##### Provided material #####
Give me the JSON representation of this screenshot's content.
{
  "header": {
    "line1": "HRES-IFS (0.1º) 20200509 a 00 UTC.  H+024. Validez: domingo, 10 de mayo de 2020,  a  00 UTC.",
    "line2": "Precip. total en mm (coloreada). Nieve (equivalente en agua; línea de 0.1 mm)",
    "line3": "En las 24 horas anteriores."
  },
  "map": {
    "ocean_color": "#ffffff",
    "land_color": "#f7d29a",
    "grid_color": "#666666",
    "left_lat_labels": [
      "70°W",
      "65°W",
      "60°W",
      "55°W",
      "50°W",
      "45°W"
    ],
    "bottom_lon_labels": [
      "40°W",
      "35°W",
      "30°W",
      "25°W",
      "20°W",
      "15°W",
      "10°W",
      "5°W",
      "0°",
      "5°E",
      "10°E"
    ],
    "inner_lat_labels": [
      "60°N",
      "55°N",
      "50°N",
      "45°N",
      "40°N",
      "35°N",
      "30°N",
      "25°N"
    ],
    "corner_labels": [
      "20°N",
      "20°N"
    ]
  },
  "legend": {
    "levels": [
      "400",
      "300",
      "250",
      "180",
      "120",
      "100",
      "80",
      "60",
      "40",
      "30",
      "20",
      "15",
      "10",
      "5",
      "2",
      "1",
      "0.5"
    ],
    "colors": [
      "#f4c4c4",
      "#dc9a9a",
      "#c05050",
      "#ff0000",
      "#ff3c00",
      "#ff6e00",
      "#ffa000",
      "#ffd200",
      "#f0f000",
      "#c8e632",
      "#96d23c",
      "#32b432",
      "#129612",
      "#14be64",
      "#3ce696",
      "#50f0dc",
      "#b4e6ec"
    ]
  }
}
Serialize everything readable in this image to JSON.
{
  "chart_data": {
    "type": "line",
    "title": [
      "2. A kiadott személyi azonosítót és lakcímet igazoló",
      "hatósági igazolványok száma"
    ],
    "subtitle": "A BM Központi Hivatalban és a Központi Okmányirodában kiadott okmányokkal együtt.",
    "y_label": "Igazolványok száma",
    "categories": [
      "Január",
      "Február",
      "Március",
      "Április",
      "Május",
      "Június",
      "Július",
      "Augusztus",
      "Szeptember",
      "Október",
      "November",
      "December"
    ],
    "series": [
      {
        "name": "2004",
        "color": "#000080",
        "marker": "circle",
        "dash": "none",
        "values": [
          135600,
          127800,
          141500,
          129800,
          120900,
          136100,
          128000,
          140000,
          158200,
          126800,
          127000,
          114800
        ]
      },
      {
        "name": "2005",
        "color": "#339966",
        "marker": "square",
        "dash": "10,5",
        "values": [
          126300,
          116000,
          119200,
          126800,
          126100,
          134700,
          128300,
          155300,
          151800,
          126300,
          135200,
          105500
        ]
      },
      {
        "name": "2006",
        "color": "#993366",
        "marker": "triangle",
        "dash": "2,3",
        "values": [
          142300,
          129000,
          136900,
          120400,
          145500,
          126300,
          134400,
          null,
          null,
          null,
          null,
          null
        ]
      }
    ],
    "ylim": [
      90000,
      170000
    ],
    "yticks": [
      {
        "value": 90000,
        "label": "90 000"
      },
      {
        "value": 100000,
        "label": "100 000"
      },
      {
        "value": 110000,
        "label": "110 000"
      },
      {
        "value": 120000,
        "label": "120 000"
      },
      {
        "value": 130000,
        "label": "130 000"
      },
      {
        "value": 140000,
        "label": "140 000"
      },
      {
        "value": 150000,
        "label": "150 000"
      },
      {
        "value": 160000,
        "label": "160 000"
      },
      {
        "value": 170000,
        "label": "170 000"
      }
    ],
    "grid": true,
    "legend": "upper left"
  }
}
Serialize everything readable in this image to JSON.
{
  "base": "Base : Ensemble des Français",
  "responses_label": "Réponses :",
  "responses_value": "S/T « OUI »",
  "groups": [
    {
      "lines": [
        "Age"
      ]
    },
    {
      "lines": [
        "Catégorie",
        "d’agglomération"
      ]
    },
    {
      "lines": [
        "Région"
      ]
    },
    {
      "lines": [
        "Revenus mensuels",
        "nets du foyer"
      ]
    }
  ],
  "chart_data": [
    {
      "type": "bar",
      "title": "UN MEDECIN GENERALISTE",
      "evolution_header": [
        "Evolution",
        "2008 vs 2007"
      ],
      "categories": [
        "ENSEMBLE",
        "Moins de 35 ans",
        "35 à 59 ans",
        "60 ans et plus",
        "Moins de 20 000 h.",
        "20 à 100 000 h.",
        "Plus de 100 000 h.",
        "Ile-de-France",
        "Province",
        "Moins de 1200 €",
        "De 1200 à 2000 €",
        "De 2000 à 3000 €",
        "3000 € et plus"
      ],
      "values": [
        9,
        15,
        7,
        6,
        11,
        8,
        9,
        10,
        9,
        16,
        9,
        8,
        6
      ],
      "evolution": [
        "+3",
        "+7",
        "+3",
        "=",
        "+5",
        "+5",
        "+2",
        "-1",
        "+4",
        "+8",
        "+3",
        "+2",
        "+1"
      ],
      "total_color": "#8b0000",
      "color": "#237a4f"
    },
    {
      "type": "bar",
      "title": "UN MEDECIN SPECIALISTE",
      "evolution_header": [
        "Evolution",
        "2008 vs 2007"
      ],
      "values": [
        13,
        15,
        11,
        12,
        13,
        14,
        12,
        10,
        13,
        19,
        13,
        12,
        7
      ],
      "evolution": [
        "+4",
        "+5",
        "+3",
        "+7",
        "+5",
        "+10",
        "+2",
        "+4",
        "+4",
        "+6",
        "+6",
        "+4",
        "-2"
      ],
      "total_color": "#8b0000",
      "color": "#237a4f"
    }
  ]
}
#####
### Directions for this task:
Output every record above exactly as it appears.

### Exercise solution:
Give me the JSON representation of this screenshot's content.
{
  "header": {
    "line1": "HRES-IFS (0.1º) 20200509 a 00 UTC.  H+024. Validez: domingo, 10 de mayo de 2020,  a  00 UTC.",
    "line2": "Precip. total en mm (coloreada). Nieve (equivalente en agua; línea de 0.1 mm)",
    "line3": "En las 24 horas anteriores."
  },
  "map": {
    "ocean_color": "#ffffff",
    "land_color": "#f7d29a",
    "grid_color": "#666666",
    "left_lat_labels": [
      "70°W",
      "65°W",
      "60°W",
      "55°W",
      "50°W",
      "45°W"
    ],
    "bottom_lon_labels": [
      "40°W",
      "35°W",
      "30°W",
      "25°W",
      "20°W",
      "15°W",
      "10°W",
      "5°W",
      "0°",
      "5°E",
      "10°E"
    ],
    "inner_lat_labels": [
      "60°N",
      "55°N",
      "50°N",
      "45°N",
      "40°N",
      "35°N",
      "30°N",
      "25°N"
    ],
    "corner_labels": [
      "20°N",
      "20°N"
    ]
  },
  "legend": {
    "levels": [
      "400",
      "300",
      "250",
      "180",
      "120",
      "100",
      "80",
      "60",
      "40",
      "30",
      "20",
      "15",
      "10",
      "5",
      "2",
      "1",
      "0.5"
    ],
    "colors": [
      "#f4c4c4",
      "#dc9a9a",
      "#c05050",
      "#ff0000",
      "#ff3c00",
      "#ff6e00",
      "#ffa000",
      "#ffd200",
      "#f0f000",
      "#c8e632",
      "#96d23c",
      "#32b432",
      "#129612",
      "#14be64",
      "#3ce696",
      "#50f0dc",
      "#b4e6ec"
    ]
  }
}
Serialize everything readable in this image to JSON.
{
  "chart_data": {
    "type": "line",
    "title": [
      "2. A kiadott személyi azonosítót és lakcímet igazoló",
      "hatósági igazolványok száma"
    ],
    "subtitle": "A BM Központi Hivatalban és a Központi Okmányirodában kiadott okmányokkal együtt.",
    "y_label": "Igazolványok száma",
    "categories": [
      "Január",
      "Február",
      "Március",
      "Április",
      "Május",
      "Június",
      "Július",
      "Augusztus",
      "Szeptember",
      "Október",
      "November",
      "December"
    ],
    "series": [
      {
        "name": "2004",
        "color": "#000080",
        "marker": "circle",
        "dash": "none",
        "values": [
          135600,
          127800,
          141500,
          129800,
          120900,
          136100,
          128000,
          140000,
          158200,
          126800,
          127000,
          114800
        ]
      },
      {
        "name": "2005",
        "color": "#339966",
        "marker": "square",
        "dash": "10,5",
        "values": [
          126300,
          116000,
          119200,
          126800,
          126100,
          134700,
          128300,
          155300,
          151800,
          126300,
          135200,
          105500
        ]
      },
      {
        "name": "2006",
        "color": "#993366",
        "marker": "triangle",
        "dash": "2,3",
        "values": [
          142300,
          129000,
          136900,
          120400,
          145500,
          126300,
          134400,
          null,
          null,
          null,
          null,
          null
        ]
      }
    ],
    "ylim": [
      90000,
      170000
    ],
    "yticks": [
      {
        "value": 90000,
        "label": "90 000"
      },
      {
        "value": 100000,
        "label": "100 000"
      },
      {
        "value": 110000,
        "label": "110 000"
      },
      {
        "value": 120000,
        "label": "120 000"
      },
      {
        "value": 130000,
        "label": "130 000"
      },
      {
        "value": 140000,
        "label": "140 000"
      },
      {
        "value": 150000,
        "label": "150 000"
      },
      {
        "value": 160000,
        "label": "160 000"
      },
      {
        "value": 170000,
        "label": "170 000"
      }
    ],
    "grid": true,
    "legend": "upper left"
  }
}
Serialize everything readable in this image to JSON.
{
  "base": "Base : Ensemble des Français",
  "responses_label": "Réponses :",
  "responses_value": "S/T « OUI »",
  "groups": [
    {
      "lines": [
        "Age"
      ]
    },
    {
      "lines": [
        "Catégorie",
        "d’agglomération"
      ]
    },
    {
      "lines": [
        "Région"
      ]
    },
    {
      "lines": [
        "Revenus mensuels",
        "nets du foyer"
      ]
    }
  ],
  "chart_data": [
    {
      "type": "bar",
      "title": "UN MEDECIN GENERALISTE",
      "evolution_header": [
        "Evolution",
        "2008 vs 2007"
      ],
      "categories": [
        "ENSEMBLE",
        "Moins de 35 ans",
        "35 à 59 ans",
        "60 ans et plus",
        "Moins de 20 000 h.",
        "20 à 100 000 h.",
        "Plus de 100 000 h.",
        "Ile-de-France",
        "Province",
        "Moins de 1200 €",
        "De 1200 à 2000 €",
        "De 2000 à 3000 €",
        "3000 € et plus"
      ],
      "values": [
        9,
        15,
        7,
        6,
        11,
        8,
        9,
        10,
        9,
        16,
        9,
        8,
        6
      ],
      "evolution": [
        "+3",
        "+7",
        "+3",
        "=",
        "+5",
        "+5",
        "+2",
        "-1",
        "+4",
        "+8",
        "+3",
        "+2",
        "+1"
      ],
      "total_color": "#8b0000",
      "color": "#237a4f"
    },
    {
      "type": "bar",
      "title": "UN MEDECIN SPECIALISTE",
      "evolution_header": [
        "Evolution",
        "2008 vs 2007"
      ],
      "values": [
        13,
        15,
        11,
        12,
        13,
        14,
        12,
        10,
        13,
        19,
        13,
        12,
        7
      ],
      "evolution": [
        "+4",
        "+5",
        "+3",
        "+7",
        "+5",
        "+10",
        "+2",
        "+4",
        "+4",
        "+6",
        "+6",
        "+4",
        "-2"
      ],
      "total_color": "#8b0000",
      "color": "#237a4f"
    }
  ]
}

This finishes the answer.